*CHALLENGE 1*: Put the entries from the line with "node-label: COOKIE 2" up to and including the line with "node-label: COOKIE 6" into a numbered list, leaving out any blank lines.

--*--

Supreme Court Gave AAP Full Power, but Kirari Drowned Anyway — Does the Party Have Any Excuse Left?
The severe flooding in Kirari, one of Delhi's most vulnerable constituencies, is the first real-time governance crisis AAP faces after the Supreme Court stripped the Lieutenant Governor of veto power over the elected government. With the LG shield gone, the party must now own every blocked drain, every unbuilt embankment, and every hour of delay — or admit the problem was never the Centre.
Waist-deep water in a capital-city neighbourhood, in 2026, after a government has been in power for over a decade. That is not a natural disaster. That is a policy confession written in sewage.
The flooding in Kirari — one of northwest Delhi's most densely packed, most politically loyal AAP bastions — is not just another monsoon headline. It is the first governance crisis that arrives after the Supreme Court of India delivered what should have been AAP's dream verdict: the elected Delhi government now holds full administrative authority, the Lieutenant Governor's veto power over transfers, postings, and day-to-day governance effectively neutralised. For years, AAP's standard response to every civic failure, every pothole, every choked drain was a practiced shrug aimed at Raj Niwas. "The LG blocked us." "The Centre's bureaucrats sabotaged us." "We wanted to act but our hands were tied."
Those hands are untied now. And Kirari is underwater.
The Anatomy of a Drowning Neighbourhood
According to Zee News reports, Kirari and surrounding low-lying localities experienced severe waterlogging during recent heavy monsoon spells, with residents wading through contaminated floodwater, vehicles submerged, and civic relief arriving late or not at all. The drainage infrastructure in these areas — storm drains meant to channel monsoon runoff into the Najafgarh drain system — has been inadequate for years, a fact that multiple municipal audits and media investigations have flagged repeatedly.

--*--

*CHALLENGE 2*: In the article on the Kirari flooding, condense the paragraph beginning "According to Zee News reports" into a short bulleted list that keeps its main facts.

--*--

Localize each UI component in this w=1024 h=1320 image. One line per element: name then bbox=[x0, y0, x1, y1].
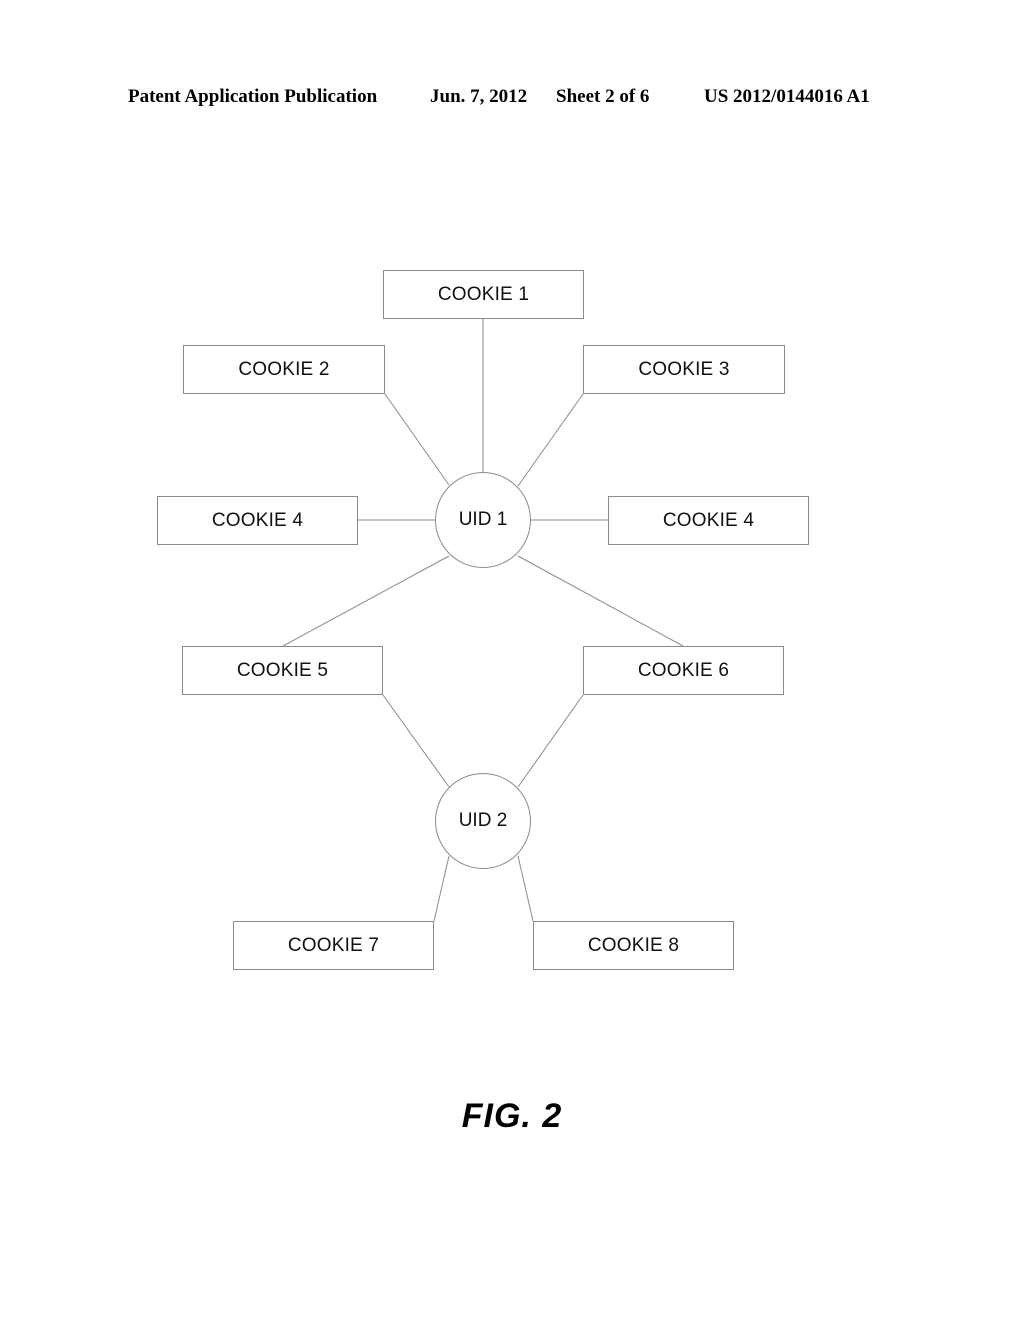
node-label: COOKIE 2 bbox=[238, 358, 330, 380]
cookie-node-cookie8: COOKIE 8 bbox=[533, 921, 734, 970]
node-label: UID 1 bbox=[458, 509, 508, 530]
edge-uid2-to-cookie8 bbox=[517, 855, 534, 922]
node-label: UID 2 bbox=[458, 810, 508, 831]
node-label: COOKIE 3 bbox=[638, 358, 730, 380]
cookie-node-cookie6: COOKIE 6 bbox=[583, 646, 784, 695]
edge-uid1-to-cookie5 bbox=[282, 555, 450, 647]
cookie-node-cookie7: COOKIE 7 bbox=[233, 921, 434, 970]
edge-cookie3-to-uid1 bbox=[517, 393, 584, 487]
cookie-node-cookie5: COOKIE 5 bbox=[182, 646, 383, 695]
node-label: COOKIE 5 bbox=[236, 659, 329, 681]
edge-cookie5-to-uid2 bbox=[382, 694, 450, 788]
cookie-node-cookie4b: COOKIE 4 bbox=[608, 496, 809, 545]
edge-uid2-to-cookie7 bbox=[433, 855, 450, 922]
node-label: COOKIE 1 bbox=[437, 283, 530, 305]
edge-cookie6-to-uid2 bbox=[517, 694, 584, 788]
uid-node-uid1: UID 1 bbox=[435, 472, 531, 568]
cookie-node-cookie4a: COOKIE 4 bbox=[157, 496, 358, 545]
edge-uid1-to-cookie6 bbox=[517, 555, 684, 647]
cookie-node-cookie1: COOKIE 1 bbox=[383, 270, 584, 319]
cookie-node-cookie2: COOKIE 2 bbox=[183, 345, 385, 394]
node-label: COOKIE 4 bbox=[662, 509, 755, 531]
node-label: COOKIE 8 bbox=[587, 934, 680, 956]
uid-node-uid2: UID 2 bbox=[435, 773, 531, 869]
edge-cookie2-to-uid1 bbox=[384, 393, 450, 486]
node-label: COOKIE 7 bbox=[287, 934, 380, 956]
cookie-node-cookie3: COOKIE 3 bbox=[583, 345, 785, 394]
figure-caption: FIG. 2 bbox=[461, 1097, 563, 1135]
node-label: COOKIE 4 bbox=[211, 509, 304, 531]
node-label: COOKIE 6 bbox=[637, 659, 730, 681]
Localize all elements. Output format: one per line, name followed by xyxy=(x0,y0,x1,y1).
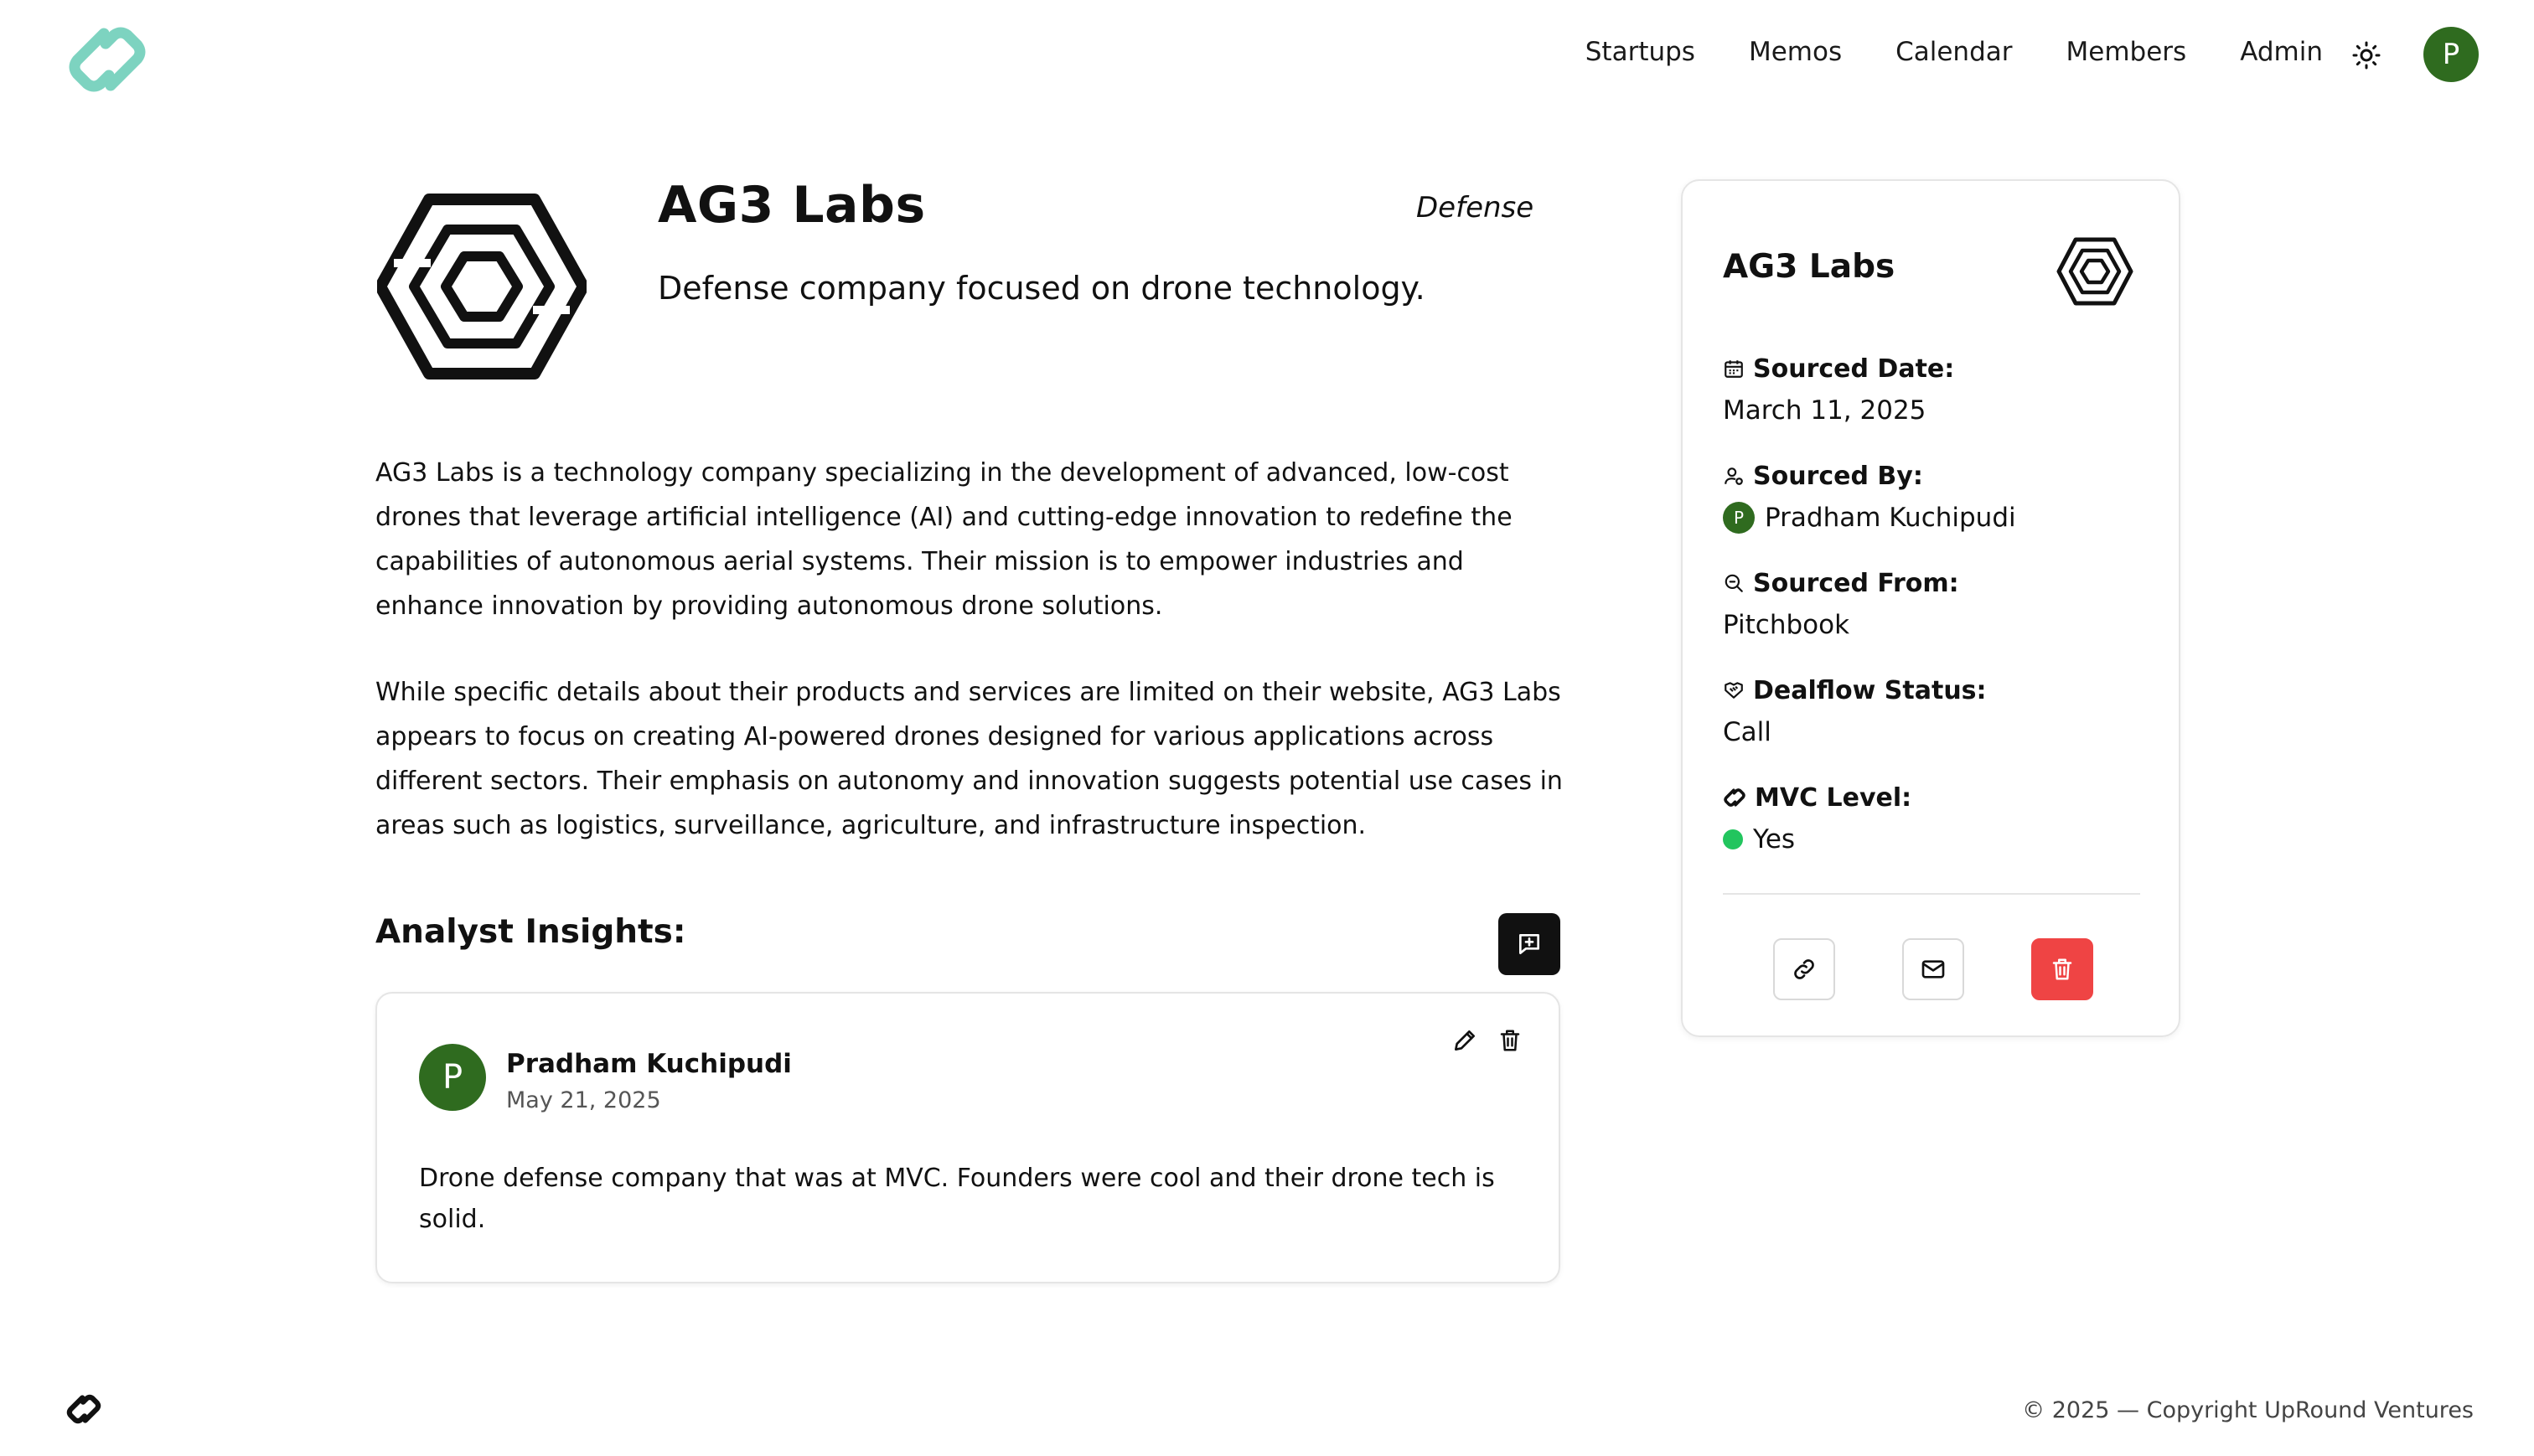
insights-heading: Analyst Insights: xyxy=(375,913,686,951)
sourced-from-field: Sourced From: Pitchbook xyxy=(1723,566,1959,643)
nav-admin[interactable]: Admin xyxy=(2240,37,2323,67)
user-icon xyxy=(1725,467,1743,485)
nav-memos[interactable]: Memos xyxy=(1749,37,1842,67)
sourced-date-field: Sourced Date: March 11, 2025 xyxy=(1723,352,1954,429)
card-company-logo xyxy=(2056,237,2133,306)
field-value: Yes xyxy=(1753,824,1796,854)
brand-logo-icon[interactable] xyxy=(65,25,149,94)
nav-members[interactable]: Members xyxy=(2066,37,2187,67)
handshake-icon xyxy=(1725,682,1743,699)
field-value: Call xyxy=(1723,717,1771,747)
delete-startup-button[interactable] xyxy=(2031,938,2093,1000)
pencil-icon xyxy=(1455,1030,1475,1051)
company-summary-card: AG3 Labs Sourced Date: March 11, 2025 So… xyxy=(1681,179,2180,1037)
company-logo xyxy=(377,194,587,379)
mail-icon xyxy=(1921,960,1945,978)
trash-icon xyxy=(1500,1030,1520,1051)
company-name: AG3 Labs xyxy=(658,176,926,235)
link-logo-icon xyxy=(1724,788,1745,807)
trash-icon xyxy=(2052,958,2072,980)
mvc-level-field: MVC Level: Yes xyxy=(1723,781,1911,858)
field-label: Sourced Date: xyxy=(1753,354,1955,384)
field-value: March 11, 2025 xyxy=(1723,395,1926,426)
field-value: Pradham Kuchipudi xyxy=(1765,503,2016,533)
field-label: MVC Level: xyxy=(1755,782,1912,813)
insight-author: Pradham Kuchipudi xyxy=(506,1049,792,1079)
company-tagline: Defense company focused on drone technol… xyxy=(658,270,1425,307)
link-icon xyxy=(1794,959,1814,979)
description-paragraph: AG3 Labs is a technology company special… xyxy=(375,458,1513,621)
copy-link-button[interactable] xyxy=(1773,938,1835,1000)
user-avatar[interactable]: P xyxy=(2423,27,2479,82)
field-value: Pitchbook xyxy=(1723,610,1850,640)
sourced-by-field: Sourced By: P Pradham Kuchipudi xyxy=(1723,459,2016,536)
search-icon xyxy=(1725,574,1743,592)
insight-card: P Pradham Kuchipudi May 21, 2025 Drone d… xyxy=(375,992,1560,1283)
main-nav: Startups Memos Calendar Members Admin xyxy=(1585,37,2323,67)
sun-icon xyxy=(2352,41,2381,70)
field-label: Sourced From: xyxy=(1753,568,1959,598)
field-label: Sourced By: xyxy=(1753,461,1923,491)
nav-startups[interactable]: Startups xyxy=(1585,37,1695,67)
insight-text: Drone defense company that was at MVC. F… xyxy=(419,1164,1495,1234)
card-company-name: AG3 Labs xyxy=(1723,248,1895,286)
dealflow-status-field: Dealflow Status: Call xyxy=(1723,674,1987,751)
divider xyxy=(1723,893,2140,895)
footer-logo-icon xyxy=(66,1394,101,1424)
add-comment-icon xyxy=(1519,934,1539,954)
insight-date: May 21, 2025 xyxy=(506,1087,661,1113)
add-insight-button[interactable] xyxy=(1498,913,1560,975)
email-button[interactable] xyxy=(1902,938,1964,1000)
author-avatar: P xyxy=(419,1044,486,1111)
sourcer-avatar: P xyxy=(1723,502,1755,534)
status-dot xyxy=(1723,829,1743,849)
header: Startups Memos Calendar Members Admin P xyxy=(0,0,2534,117)
field-label: Dealflow Status: xyxy=(1753,675,1987,705)
edit-insight-button[interactable] xyxy=(1448,1024,1482,1057)
copyright-text: © 2025 — Copyright UpRound Ventures xyxy=(2022,1397,2474,1423)
sector-tag: Defense xyxy=(1416,191,1534,225)
theme-toggle-button[interactable] xyxy=(2348,37,2385,74)
calendar-icon xyxy=(1725,360,1743,378)
delete-insight-button[interactable] xyxy=(1493,1024,1527,1057)
description-paragraph: While specific details about their produ… xyxy=(375,678,1563,840)
nav-calendar[interactable]: Calendar xyxy=(1895,37,2012,67)
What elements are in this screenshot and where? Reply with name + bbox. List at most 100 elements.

--*--

*TASK RESPONSE 1*:
1. node-label: COOKIE 2 bbox=[238, 358, 330, 380]
2. cookie-node-cookie8: COOKIE 8 bbox=[533, 921, 734, 970]
3. node-label: UID 1 bbox=[458, 509, 508, 530]
4. edge-uid2-to-cookie8 bbox=[517, 855, 534, 922]
5. node-label: UID 2 bbox=[458, 810, 508, 831]
6. node-label: COOKIE 3 bbox=[638, 358, 730, 380]
7. cookie-node-cookie6: COOKIE 6 bbox=[583, 646, 784, 695]
8. edge-uid1-to-cookie5 bbox=[282, 555, 450, 647]
9. cookie-node-cookie7: COOKIE 7 bbox=[233, 921, 434, 970]
10. edge-cookie3-to-uid1 bbox=[517, 393, 584, 487]
11. cookie-node-cookie5: COOKIE 5 bbox=[182, 646, 383, 695]
12. node-label: COOKIE 5 bbox=[236, 659, 329, 681]
13. edge-cookie5-to-uid2 bbox=[382, 694, 450, 788]
14. cookie-node-cookie4b: COOKIE 4 bbox=[608, 496, 809, 545]
15. edge-uid2-to-cookie7 bbox=[433, 855, 450, 922]
16. node-label: COOKIE 1 bbox=[437, 283, 530, 305]
17. edge-cookie6-to-uid2 bbox=[517, 694, 584, 788]
18. uid-node-uid1: UID 1 bbox=[435, 472, 531, 568]
19. cookie-node-cookie4a: COOKIE 4 bbox=[157, 496, 358, 545]
20. edge-uid1-to-cookie6 bbox=[517, 555, 684, 647]
21. cookie-node-cookie1: COOKIE 1 bbox=[383, 270, 584, 319]
22. cookie-node-cookie2: COOKIE 2 bbox=[183, 345, 385, 394]
23. node-label: COOKIE 4 bbox=[662, 509, 755, 531]
24. node-label: COOKIE 8 bbox=[587, 934, 680, 956]
25. uid-node-uid2: UID 2 bbox=[435, 773, 531, 869]
26. edge-cookie2-to-uid1 bbox=[384, 393, 450, 486]
27. node-label: COOKIE 7 bbox=[287, 934, 380, 956]
28. cookie-node-cookie3: COOKIE 3 bbox=[583, 345, 785, 394]
29. figure-caption: FIG. 2 bbox=[461, 1097, 563, 1135]
30. node-label: COOKIE 4 bbox=[211, 509, 304, 531]
31. node-label: COOKIE 6 bbox=[637, 659, 730, 681]

*TASK RESPONSE 2*:
- Zee News reports that Kirari and nearby low-lying localities saw severe waterlogging during recent heavy monsoon spells.
- Residents waded through contaminated floodwater, vehicles were submerged, and civic relief came late or not at all.
- The area's storm drains, meant to carry monsoon runoff into the Najafgarh drain system, have been inadequate for years.
- Municipal audits and media investigations have repeatedly flagged this.